AIM OF THE TASK. Using the data below, gather each line that includes the word "with".

++++ LISTED ENTRIES

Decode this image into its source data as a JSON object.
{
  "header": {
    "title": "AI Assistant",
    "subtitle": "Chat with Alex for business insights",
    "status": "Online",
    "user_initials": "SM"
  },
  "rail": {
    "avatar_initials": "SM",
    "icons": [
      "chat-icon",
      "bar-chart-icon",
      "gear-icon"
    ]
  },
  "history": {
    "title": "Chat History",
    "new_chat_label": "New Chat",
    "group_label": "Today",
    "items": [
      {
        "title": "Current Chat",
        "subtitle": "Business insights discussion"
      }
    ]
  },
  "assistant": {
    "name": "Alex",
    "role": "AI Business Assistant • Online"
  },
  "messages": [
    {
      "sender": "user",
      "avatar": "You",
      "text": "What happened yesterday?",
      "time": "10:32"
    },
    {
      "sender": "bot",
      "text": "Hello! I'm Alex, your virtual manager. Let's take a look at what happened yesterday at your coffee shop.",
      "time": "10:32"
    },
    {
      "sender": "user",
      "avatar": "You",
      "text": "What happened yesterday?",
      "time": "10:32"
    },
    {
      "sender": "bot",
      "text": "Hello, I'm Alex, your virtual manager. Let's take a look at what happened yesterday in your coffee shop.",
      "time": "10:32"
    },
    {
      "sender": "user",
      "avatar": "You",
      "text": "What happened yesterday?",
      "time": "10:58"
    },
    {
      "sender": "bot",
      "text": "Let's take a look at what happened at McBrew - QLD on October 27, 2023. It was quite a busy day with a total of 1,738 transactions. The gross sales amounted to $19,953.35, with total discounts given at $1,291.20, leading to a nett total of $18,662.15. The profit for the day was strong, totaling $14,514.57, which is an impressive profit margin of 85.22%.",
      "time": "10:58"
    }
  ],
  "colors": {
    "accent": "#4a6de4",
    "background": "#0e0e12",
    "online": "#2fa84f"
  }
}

++++++++
++++ LISTED ENTRIES

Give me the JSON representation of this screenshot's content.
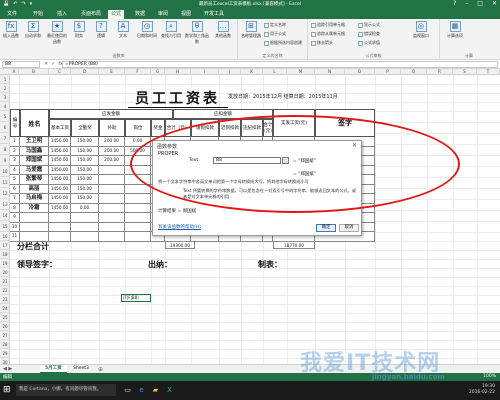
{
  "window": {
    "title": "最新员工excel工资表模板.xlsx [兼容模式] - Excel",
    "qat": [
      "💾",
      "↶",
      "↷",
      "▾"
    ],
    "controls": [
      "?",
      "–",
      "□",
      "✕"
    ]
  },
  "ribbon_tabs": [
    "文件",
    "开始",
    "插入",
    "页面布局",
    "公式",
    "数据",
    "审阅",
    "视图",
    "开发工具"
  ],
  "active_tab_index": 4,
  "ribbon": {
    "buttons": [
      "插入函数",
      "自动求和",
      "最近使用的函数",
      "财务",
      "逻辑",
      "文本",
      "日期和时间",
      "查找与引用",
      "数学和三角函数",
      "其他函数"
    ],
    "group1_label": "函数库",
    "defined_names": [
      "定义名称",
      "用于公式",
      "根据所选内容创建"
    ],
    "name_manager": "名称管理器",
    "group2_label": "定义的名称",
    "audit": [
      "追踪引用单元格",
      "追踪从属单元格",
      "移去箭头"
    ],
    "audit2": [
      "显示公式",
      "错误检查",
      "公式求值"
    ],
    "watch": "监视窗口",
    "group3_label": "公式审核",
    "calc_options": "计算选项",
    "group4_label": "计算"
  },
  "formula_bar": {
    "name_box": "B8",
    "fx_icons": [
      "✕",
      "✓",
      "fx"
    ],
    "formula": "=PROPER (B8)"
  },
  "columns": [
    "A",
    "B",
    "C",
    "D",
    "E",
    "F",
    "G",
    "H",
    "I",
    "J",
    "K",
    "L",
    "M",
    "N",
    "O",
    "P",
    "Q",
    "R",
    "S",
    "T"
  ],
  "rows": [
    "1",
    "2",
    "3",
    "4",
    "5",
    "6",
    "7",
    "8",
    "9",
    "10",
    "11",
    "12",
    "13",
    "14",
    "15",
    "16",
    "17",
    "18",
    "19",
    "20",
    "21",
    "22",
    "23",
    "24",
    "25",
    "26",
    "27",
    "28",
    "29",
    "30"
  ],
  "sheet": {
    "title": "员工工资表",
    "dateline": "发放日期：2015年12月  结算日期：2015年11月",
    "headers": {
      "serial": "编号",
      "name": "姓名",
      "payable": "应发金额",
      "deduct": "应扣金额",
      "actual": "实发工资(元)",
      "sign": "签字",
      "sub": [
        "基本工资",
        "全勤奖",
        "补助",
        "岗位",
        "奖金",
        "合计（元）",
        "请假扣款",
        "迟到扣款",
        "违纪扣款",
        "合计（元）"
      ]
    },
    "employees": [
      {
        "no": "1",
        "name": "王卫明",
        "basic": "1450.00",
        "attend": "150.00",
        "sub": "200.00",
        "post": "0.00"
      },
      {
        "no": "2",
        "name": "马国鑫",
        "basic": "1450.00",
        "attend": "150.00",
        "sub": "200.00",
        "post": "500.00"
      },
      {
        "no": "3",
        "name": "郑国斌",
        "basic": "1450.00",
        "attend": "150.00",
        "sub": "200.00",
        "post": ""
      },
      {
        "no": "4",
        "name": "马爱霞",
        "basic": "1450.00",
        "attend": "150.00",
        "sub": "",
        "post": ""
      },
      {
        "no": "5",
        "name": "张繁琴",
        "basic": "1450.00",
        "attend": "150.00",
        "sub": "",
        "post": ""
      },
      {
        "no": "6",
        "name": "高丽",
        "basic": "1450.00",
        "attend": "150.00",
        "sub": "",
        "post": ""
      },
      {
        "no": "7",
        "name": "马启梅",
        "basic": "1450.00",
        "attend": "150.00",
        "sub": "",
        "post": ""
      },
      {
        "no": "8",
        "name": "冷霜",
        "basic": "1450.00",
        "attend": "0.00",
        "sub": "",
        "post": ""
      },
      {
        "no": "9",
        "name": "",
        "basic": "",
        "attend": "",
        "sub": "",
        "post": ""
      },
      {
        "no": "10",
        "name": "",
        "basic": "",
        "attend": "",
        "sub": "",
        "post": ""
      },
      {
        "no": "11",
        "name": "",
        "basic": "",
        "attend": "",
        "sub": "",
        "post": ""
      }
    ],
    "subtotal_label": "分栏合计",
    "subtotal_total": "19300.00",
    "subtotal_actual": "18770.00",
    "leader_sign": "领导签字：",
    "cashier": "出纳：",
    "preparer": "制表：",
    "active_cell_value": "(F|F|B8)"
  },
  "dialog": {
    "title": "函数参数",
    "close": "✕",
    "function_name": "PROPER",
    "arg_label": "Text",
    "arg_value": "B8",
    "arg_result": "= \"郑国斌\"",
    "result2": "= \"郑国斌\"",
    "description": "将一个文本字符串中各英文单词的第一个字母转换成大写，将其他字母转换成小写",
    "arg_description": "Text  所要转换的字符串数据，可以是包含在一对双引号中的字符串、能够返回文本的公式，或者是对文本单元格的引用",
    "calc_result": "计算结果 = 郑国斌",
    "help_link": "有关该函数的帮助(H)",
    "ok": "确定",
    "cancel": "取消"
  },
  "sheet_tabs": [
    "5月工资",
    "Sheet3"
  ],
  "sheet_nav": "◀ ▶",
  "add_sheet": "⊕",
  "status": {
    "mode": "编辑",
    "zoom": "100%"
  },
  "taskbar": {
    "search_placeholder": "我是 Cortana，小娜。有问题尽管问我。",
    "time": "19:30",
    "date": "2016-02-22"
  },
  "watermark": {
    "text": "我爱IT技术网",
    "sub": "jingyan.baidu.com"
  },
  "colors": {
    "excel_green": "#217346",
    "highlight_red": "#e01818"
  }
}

++++++++
++++ LISTED ENTRIES

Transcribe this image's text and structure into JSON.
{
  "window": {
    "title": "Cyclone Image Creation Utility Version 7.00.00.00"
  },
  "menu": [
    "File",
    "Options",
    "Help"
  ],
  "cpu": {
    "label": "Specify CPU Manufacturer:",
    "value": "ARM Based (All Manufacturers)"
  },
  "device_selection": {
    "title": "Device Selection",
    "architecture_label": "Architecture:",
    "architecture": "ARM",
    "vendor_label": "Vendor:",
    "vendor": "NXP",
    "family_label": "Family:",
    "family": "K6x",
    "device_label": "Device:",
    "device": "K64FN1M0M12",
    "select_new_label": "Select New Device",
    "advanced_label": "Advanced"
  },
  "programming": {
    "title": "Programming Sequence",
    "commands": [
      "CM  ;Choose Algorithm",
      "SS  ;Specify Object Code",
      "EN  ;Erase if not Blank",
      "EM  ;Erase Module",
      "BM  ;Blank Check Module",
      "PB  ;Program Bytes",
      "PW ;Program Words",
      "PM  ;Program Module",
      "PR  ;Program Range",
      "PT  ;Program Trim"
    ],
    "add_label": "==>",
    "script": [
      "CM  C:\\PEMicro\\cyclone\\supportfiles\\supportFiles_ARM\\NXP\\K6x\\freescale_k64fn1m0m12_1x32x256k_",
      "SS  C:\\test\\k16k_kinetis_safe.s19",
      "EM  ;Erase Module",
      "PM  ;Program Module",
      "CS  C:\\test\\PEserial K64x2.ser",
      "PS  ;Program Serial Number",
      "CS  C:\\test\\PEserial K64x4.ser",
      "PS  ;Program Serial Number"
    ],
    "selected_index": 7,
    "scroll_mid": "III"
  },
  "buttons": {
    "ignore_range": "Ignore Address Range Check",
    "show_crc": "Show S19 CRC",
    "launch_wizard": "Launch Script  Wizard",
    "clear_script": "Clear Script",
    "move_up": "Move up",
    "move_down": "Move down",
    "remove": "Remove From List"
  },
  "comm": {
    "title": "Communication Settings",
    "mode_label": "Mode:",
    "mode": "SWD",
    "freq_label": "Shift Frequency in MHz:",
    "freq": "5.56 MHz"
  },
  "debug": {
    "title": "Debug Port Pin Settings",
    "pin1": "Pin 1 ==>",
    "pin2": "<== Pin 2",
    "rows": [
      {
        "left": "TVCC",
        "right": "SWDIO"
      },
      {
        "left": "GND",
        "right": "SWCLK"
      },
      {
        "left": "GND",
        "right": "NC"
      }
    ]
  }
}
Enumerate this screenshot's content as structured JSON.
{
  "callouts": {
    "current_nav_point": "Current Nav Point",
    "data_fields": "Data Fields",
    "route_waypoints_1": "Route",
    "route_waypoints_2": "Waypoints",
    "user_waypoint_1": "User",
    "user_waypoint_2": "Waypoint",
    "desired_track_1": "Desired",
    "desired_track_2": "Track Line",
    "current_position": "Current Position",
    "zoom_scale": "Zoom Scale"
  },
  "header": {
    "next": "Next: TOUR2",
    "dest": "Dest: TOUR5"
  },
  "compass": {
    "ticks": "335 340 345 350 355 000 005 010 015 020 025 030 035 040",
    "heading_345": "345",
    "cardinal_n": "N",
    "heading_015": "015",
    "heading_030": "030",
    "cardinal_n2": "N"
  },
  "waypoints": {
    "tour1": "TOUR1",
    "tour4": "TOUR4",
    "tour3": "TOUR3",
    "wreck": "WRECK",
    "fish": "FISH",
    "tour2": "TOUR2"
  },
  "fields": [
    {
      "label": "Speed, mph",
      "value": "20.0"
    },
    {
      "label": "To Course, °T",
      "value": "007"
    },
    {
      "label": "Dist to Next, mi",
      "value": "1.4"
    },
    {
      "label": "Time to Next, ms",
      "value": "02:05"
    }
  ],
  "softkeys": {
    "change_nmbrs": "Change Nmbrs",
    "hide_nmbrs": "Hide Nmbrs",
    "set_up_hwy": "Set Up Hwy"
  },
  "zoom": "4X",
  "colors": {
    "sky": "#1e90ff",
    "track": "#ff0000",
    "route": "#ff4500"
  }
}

++++++++

EXPECTED ANSWER.
    "subtitle": "Chat with Alex for business insights",
      "text": "Let's take a look at what happened at McBrew - QLD on October 27, 2023. It was quite a busy day with a total of 1,738 transactions. The gross sales amounted to $19,953.35, with total discounts given at $1,291.20, leading to a nett total of $18,662.15. The profit for the day was strong, totaling $14,514.57, which is an impressive profit margin of 85.22%.",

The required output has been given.